Given request: Reproduce all the entries precisely.

Saved data entries
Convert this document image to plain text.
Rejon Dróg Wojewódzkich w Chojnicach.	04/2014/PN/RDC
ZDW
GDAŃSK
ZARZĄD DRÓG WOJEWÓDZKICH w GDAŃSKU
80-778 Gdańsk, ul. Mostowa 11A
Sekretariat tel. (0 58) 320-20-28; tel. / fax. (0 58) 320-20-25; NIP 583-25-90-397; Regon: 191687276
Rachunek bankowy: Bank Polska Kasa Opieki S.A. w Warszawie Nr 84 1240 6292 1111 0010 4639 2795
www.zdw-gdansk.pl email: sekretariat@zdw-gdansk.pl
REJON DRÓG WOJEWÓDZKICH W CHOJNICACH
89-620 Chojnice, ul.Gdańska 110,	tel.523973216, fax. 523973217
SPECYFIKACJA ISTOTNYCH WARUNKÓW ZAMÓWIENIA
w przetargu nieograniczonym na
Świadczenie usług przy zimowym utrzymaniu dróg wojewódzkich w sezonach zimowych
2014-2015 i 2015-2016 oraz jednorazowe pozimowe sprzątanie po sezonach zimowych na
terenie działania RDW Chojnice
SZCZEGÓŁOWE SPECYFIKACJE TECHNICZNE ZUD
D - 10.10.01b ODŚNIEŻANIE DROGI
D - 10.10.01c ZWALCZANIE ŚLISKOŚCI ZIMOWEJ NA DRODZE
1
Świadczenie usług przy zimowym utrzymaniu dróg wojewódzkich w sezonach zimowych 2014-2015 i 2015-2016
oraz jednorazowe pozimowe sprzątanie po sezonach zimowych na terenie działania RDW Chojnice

In response:
Convert this document image to plain text.
Rejon Dróg Wojewódzkich w Chojnicach.	04/2014/PN/RDC
ZDW
GDAŃSK
ZARZĄD DRÓG WOJEWÓDZKICH w GDAŃSKU
80-778 Gdańsk, ul. Mostowa 11A
Sekretariat tel. (0 58) 320-20-28; tel. / fax. (0 58) 320-20-25; NIP 583-25-90-397; Regon: 191687276
Rachunek bankowy: Bank Polska Kasa Opieki S.A. w Warszawie Nr 84 1240 6292 1111 0010 4639 2795
www.zdw-gdansk.pl email: sekretariat@zdw-gdansk.pl
REJON DRÓG WOJEWÓDZKICH W CHOJNICACH
89-620 Chojnice, ul.Gdańska 110,	tel.523973216, fax. 523973217
SPECYFIKACJA ISTOTNYCH WARUNKÓW ZAMÓWIENIA
w przetargu nieograniczonym na
Świadczenie usług przy zimowym utrzymaniu dróg wojewódzkich w sezonach zimowych
2014-2015 i 2015-2016 oraz jednorazowe pozimowe sprzątanie po sezonach zimowych na
terenie działania RDW Chojnice
SZCZEGÓŁOWE SPECYFIKACJE TECHNICZNE ZUD
D - 10.10.01b ODŚNIEŻANIE DROGI
D - 10.10.01c ZWALCZANIE ŚLISKOŚCI ZIMOWEJ NA DRODZE
1
Świadczenie usług przy zimowym utrzymaniu dróg wojewódzkich w sezonach zimowych 2014-2015 i 2015-2016
oraz jednorazowe pozimowe sprzątanie po sezonach zimowych na terenie działania RDW Chojnice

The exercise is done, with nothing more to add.